## DIRECTIVE
Copy out the entries word for word, starting at the first line and ending at the line that contains "value-label-2: 18,2 xyxy=(518,398,582,428)", with both ends included.

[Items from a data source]
§
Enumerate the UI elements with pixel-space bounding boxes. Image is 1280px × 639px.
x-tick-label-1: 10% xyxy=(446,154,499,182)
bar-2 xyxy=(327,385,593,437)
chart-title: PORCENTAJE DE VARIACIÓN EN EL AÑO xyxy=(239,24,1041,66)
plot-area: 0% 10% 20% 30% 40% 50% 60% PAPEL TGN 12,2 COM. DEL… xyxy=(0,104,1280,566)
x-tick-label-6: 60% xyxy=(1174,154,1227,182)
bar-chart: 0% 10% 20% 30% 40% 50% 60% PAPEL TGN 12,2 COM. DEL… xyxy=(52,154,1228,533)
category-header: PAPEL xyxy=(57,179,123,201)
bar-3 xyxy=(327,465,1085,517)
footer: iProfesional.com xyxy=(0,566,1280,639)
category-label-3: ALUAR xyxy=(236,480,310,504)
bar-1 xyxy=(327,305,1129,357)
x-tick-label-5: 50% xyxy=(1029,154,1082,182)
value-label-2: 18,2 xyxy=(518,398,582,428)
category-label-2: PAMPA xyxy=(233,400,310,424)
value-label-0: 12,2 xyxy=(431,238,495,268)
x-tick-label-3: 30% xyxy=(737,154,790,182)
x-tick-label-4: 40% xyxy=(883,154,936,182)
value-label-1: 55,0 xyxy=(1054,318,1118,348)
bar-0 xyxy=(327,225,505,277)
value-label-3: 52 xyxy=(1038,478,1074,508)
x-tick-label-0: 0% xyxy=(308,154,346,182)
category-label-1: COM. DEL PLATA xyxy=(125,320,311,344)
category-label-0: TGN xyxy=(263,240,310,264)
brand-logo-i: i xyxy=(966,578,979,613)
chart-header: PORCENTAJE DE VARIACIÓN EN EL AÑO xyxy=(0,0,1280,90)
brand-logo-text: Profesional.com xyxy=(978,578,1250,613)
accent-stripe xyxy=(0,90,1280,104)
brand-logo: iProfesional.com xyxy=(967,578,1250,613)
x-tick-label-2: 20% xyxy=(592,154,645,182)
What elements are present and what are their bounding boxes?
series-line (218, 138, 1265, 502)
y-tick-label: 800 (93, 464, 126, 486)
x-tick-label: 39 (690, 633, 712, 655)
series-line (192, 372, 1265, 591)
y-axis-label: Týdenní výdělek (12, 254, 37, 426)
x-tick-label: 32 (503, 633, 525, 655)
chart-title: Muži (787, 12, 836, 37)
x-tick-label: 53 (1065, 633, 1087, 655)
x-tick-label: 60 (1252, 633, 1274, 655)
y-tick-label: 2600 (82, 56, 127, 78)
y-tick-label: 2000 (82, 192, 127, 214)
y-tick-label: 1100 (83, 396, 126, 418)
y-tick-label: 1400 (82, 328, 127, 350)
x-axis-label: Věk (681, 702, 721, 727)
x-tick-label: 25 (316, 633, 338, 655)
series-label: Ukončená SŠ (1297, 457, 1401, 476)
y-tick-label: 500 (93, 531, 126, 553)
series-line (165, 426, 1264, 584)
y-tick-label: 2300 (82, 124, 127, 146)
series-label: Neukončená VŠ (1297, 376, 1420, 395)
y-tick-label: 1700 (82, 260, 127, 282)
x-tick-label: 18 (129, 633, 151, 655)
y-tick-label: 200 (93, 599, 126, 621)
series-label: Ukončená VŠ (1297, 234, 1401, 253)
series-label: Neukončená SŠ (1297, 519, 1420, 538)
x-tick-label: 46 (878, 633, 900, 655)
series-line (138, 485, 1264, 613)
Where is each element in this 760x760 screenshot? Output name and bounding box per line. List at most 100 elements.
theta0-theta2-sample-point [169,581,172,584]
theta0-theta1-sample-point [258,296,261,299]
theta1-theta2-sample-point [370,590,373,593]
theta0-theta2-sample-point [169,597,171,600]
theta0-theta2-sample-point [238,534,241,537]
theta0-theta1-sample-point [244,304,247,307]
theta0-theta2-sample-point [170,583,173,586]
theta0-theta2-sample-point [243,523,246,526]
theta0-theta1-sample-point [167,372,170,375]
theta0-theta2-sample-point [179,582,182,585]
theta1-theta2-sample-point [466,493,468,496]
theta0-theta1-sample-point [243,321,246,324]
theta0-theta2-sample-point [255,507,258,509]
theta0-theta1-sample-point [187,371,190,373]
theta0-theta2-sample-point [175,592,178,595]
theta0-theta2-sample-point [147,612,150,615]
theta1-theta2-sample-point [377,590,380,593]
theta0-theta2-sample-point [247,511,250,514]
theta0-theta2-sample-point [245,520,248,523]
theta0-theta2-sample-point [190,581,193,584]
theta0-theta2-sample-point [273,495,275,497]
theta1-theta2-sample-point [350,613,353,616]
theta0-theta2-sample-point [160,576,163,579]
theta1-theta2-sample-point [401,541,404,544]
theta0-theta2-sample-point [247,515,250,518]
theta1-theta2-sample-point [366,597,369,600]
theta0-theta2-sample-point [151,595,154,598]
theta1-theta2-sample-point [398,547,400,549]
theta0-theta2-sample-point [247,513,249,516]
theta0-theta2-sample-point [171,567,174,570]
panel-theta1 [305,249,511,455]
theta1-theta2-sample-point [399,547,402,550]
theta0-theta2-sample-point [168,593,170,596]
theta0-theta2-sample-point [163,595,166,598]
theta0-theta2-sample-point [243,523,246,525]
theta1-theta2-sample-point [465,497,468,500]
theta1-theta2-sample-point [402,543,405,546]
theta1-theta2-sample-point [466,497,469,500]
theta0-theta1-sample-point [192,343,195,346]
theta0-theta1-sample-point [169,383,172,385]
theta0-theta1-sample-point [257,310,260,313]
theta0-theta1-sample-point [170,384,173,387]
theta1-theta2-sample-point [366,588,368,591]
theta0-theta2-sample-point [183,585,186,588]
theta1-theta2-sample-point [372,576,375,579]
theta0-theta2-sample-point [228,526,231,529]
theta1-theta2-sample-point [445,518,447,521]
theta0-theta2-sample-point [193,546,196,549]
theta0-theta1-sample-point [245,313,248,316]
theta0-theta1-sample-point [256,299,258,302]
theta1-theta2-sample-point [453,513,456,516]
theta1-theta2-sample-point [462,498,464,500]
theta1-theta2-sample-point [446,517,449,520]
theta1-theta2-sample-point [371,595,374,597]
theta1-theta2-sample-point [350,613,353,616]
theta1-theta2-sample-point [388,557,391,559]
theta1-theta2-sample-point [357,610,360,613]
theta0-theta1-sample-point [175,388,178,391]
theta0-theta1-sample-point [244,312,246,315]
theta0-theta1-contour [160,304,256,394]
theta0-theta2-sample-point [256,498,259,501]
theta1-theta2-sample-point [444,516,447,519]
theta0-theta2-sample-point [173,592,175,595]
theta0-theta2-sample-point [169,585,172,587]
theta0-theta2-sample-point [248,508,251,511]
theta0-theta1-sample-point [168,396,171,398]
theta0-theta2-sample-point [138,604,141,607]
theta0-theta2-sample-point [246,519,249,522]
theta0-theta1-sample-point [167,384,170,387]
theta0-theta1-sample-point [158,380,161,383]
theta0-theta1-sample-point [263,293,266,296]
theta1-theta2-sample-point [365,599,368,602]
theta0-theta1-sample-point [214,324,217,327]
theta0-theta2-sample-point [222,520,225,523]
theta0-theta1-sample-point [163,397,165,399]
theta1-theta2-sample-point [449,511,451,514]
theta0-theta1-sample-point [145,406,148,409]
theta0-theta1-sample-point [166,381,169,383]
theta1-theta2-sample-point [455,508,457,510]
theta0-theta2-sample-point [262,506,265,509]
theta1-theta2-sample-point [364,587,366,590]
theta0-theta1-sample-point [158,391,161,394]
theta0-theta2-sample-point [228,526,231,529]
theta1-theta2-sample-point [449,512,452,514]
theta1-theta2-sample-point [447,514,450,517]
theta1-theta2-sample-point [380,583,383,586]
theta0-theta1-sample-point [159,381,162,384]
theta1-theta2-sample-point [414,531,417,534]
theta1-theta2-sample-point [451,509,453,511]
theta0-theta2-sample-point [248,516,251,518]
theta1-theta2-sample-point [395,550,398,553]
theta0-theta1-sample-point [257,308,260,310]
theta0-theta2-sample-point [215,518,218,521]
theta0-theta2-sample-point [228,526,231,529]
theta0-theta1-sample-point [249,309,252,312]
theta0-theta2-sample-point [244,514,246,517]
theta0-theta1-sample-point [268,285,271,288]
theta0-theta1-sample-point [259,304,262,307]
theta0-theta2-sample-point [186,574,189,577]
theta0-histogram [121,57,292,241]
§
## SOLUTION FOR THIS PROBLEM
Enumerate the UI elements with pixel-space bounding boxes. Image is 1280px × 639px.
x-tick-label-1: 10% xyxy=(446,154,499,182)
bar-2 xyxy=(327,385,593,437)
chart-title: PORCENTAJE DE VARIACIÓN EN EL AÑO xyxy=(239,24,1041,66)
plot-area: 0% 10% 20% 30% 40% 50% 60% PAPEL TGN 12,2 COM. DEL… xyxy=(0,104,1280,566)
x-tick-label-6: 60% xyxy=(1174,154,1227,182)
bar-chart: 0% 10% 20% 30% 40% 50% 60% PAPEL TGN 12,2 COM. DEL… xyxy=(52,154,1228,533)
category-header: PAPEL xyxy=(57,179,123,201)
bar-3 xyxy=(327,465,1085,517)
footer: iProfesional.com xyxy=(0,566,1280,639)
category-label-3: ALUAR xyxy=(236,480,310,504)
bar-1 xyxy=(327,305,1129,357)
x-tick-label-5: 50% xyxy=(1029,154,1082,182)
value-label-2: 18,2 xyxy=(518,398,582,428)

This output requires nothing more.